**Listed entries**
▬▬▬▬▬▬▬▬▬▬

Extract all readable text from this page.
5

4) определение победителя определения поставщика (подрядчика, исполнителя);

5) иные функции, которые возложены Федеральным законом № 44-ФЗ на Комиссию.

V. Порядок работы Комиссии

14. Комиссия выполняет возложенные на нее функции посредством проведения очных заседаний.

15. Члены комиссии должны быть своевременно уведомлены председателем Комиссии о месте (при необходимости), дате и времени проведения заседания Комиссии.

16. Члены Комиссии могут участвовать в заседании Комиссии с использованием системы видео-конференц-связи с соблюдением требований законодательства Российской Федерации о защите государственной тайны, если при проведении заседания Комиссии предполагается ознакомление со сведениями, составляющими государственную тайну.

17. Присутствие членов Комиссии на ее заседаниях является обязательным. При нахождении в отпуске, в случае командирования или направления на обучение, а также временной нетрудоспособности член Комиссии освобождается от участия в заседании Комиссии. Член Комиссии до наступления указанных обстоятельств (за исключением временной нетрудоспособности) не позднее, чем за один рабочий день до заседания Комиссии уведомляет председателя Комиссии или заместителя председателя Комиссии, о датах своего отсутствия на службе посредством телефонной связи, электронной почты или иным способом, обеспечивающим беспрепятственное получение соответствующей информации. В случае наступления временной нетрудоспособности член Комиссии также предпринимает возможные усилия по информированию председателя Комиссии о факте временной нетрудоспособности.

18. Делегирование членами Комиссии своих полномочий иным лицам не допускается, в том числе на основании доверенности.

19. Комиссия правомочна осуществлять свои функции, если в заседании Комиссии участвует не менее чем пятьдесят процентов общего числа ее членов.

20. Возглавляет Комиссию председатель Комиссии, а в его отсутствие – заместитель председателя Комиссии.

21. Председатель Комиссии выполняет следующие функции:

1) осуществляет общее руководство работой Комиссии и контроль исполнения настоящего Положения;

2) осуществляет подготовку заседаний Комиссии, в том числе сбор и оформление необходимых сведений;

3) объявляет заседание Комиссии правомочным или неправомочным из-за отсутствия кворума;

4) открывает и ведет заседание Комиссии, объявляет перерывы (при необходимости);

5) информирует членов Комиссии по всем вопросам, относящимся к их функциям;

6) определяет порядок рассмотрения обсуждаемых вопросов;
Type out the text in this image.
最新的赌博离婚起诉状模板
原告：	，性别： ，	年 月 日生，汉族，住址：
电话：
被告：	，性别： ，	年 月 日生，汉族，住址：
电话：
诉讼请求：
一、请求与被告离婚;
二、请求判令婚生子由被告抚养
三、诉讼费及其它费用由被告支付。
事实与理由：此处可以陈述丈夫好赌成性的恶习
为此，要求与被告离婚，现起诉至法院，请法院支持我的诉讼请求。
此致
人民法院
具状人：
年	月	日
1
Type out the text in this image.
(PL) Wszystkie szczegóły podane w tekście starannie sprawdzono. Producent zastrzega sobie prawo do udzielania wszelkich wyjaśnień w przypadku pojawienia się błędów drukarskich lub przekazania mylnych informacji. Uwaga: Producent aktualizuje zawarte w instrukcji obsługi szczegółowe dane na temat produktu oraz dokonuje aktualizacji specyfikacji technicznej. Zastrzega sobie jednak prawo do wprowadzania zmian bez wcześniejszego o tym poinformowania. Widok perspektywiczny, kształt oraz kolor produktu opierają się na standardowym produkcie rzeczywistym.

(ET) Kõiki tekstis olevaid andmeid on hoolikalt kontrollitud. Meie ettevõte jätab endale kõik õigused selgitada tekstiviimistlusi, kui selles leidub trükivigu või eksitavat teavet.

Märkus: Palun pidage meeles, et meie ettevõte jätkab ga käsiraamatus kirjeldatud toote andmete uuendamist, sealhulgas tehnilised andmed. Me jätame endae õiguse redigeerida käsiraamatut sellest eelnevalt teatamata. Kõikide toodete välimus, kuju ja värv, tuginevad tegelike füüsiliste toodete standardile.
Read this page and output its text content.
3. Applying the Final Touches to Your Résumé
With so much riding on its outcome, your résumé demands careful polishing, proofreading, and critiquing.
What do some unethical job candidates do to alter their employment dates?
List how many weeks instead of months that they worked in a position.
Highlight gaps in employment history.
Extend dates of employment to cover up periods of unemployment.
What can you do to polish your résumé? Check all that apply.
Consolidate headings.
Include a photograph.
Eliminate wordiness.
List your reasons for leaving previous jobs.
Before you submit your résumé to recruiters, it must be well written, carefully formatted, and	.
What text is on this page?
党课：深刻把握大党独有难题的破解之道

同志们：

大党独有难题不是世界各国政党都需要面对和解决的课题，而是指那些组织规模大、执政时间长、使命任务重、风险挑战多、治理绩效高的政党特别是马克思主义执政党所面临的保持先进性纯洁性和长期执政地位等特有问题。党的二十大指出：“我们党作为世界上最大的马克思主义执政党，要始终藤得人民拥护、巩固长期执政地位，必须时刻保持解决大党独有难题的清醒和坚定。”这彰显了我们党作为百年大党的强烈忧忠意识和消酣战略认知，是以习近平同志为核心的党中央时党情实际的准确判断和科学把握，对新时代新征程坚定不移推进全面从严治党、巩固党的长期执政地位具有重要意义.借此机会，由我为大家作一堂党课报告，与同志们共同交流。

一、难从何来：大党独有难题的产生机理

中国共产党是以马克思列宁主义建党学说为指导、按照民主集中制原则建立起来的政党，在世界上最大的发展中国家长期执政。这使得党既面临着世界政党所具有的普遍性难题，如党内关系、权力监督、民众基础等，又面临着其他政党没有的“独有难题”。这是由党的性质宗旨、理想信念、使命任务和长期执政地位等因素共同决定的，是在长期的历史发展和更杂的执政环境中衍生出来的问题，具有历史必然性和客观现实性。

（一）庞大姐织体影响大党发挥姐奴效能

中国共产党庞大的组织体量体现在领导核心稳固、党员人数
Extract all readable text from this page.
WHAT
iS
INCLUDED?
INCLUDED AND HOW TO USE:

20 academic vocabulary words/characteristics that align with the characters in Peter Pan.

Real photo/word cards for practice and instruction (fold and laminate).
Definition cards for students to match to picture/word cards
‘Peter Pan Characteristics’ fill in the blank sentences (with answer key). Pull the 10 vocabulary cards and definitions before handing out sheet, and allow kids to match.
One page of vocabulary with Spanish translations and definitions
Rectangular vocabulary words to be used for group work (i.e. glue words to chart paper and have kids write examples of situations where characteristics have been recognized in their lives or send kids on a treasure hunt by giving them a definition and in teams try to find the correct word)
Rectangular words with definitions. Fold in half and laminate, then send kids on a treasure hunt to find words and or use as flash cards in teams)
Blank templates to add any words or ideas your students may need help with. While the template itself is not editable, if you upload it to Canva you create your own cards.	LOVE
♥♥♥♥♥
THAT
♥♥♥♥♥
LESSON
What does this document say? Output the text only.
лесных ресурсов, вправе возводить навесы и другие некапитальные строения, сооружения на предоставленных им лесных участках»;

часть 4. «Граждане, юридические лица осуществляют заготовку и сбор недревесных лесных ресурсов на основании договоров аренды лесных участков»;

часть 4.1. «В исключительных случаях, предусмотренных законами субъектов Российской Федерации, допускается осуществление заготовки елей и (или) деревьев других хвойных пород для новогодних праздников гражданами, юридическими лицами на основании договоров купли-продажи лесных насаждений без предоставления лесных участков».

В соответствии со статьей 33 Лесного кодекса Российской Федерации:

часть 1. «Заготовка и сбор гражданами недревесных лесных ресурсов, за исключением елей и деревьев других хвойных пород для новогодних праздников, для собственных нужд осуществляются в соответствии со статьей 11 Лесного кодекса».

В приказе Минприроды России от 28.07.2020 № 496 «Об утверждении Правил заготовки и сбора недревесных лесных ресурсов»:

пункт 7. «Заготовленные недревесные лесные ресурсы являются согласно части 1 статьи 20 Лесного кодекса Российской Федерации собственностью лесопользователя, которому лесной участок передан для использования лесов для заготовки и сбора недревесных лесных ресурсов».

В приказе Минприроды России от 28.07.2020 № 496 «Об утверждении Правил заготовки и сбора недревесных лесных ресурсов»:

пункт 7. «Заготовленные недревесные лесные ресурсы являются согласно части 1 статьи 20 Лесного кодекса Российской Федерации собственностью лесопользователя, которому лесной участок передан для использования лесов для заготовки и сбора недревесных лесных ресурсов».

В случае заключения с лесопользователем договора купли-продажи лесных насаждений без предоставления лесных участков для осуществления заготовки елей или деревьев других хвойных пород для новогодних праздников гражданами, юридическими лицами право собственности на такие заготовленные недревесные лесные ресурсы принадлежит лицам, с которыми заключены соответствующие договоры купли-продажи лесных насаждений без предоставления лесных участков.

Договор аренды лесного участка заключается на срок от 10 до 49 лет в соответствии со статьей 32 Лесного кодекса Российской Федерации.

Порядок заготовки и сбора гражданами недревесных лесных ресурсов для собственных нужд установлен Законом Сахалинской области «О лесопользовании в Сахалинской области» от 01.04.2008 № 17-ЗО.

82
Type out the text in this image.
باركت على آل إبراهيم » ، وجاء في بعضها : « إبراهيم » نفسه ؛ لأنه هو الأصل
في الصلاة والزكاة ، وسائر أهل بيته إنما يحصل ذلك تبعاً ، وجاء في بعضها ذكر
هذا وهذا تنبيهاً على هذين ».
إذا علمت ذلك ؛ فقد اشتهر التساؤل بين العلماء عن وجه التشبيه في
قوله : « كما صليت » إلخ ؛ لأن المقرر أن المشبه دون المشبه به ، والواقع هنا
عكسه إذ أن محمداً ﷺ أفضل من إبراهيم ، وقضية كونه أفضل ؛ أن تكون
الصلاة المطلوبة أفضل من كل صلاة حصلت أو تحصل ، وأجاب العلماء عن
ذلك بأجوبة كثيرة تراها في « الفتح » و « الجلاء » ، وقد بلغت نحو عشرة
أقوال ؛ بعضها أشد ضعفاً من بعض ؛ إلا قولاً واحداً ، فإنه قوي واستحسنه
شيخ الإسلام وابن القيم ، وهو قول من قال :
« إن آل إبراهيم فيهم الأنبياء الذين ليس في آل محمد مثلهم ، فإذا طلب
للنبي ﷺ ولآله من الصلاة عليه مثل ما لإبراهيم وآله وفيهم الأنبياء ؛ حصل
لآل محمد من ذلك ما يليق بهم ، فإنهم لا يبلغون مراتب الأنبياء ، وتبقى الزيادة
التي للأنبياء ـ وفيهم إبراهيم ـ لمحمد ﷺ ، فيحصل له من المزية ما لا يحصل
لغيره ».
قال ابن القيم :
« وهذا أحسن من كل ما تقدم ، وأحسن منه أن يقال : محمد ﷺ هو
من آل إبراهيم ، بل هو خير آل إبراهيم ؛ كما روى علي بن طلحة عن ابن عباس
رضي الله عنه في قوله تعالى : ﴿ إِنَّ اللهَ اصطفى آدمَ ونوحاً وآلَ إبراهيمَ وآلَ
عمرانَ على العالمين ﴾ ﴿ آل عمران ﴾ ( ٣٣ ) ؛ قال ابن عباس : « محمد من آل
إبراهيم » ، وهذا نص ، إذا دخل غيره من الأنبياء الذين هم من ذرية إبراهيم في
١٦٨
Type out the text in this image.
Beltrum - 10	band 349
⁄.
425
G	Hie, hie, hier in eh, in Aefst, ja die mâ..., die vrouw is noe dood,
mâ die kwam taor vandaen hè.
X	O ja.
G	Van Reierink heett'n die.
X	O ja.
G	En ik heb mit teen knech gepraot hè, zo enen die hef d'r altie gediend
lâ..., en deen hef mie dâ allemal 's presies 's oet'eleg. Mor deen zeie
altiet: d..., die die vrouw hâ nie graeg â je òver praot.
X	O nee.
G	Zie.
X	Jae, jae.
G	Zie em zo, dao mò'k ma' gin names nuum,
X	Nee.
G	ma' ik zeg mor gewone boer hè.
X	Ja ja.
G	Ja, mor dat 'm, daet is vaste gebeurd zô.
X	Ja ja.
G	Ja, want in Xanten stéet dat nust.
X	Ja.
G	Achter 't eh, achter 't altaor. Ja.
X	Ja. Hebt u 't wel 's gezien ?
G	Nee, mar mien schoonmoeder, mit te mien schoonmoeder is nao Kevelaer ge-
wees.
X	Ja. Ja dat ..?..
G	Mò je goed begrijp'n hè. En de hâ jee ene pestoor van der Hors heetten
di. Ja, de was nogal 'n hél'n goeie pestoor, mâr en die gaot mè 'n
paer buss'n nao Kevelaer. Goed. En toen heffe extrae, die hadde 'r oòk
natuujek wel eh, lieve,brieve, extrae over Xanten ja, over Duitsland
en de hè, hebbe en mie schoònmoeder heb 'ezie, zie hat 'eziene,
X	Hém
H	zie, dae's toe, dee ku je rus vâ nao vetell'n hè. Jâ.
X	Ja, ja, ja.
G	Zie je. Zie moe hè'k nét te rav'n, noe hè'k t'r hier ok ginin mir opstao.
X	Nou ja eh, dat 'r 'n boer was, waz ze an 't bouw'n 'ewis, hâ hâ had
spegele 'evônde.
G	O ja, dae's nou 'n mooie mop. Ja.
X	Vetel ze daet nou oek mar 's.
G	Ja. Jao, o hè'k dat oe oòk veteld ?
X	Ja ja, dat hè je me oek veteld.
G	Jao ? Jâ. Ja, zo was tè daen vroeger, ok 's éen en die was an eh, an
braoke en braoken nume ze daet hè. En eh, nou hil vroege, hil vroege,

▬▬▬▬▬▬▬▬▬▬

**Task to carry out**
Extract each line holding the string "заседания".

**Answer**
15. Члены комиссии должны быть своевременно уведомлены председателем Комиссии о месте (при необходимости), дате и времени проведения заседания Комиссии.
16. Члены Комиссии могут участвовать в заседании Комиссии с использованием системы видео-конференц-связи с соблюдением требований законодательства Российской Федерации о защите государственной тайны, если при проведении заседания Комиссии предполагается ознакомление со сведениями, составляющими государственную тайну.
17. Присутствие членов Комиссии на ее заседаниях является обязательным. При нахождении в отпуске, в случае командирования или направления на обучение, а также временной нетрудоспособности член Комиссии освобождается от участия в заседании Комиссии. Член Комиссии до наступления указанных обстоятельств (за исключением временной нетрудоспособности) не позднее, чем за один рабочий день до заседания Комиссии уведомляет председателя Комиссии или заместителя председателя Комиссии, о датах своего отсутствия на службе посредством телефонной связи, электронной почты или иным способом, обеспечивающим беспрепятственное получение соответствующей информации. В случае наступления временной нетрудоспособности член Комиссии также предпринимает возможные усилия по информированию председателя Комиссии о факте временной нетрудоспособности.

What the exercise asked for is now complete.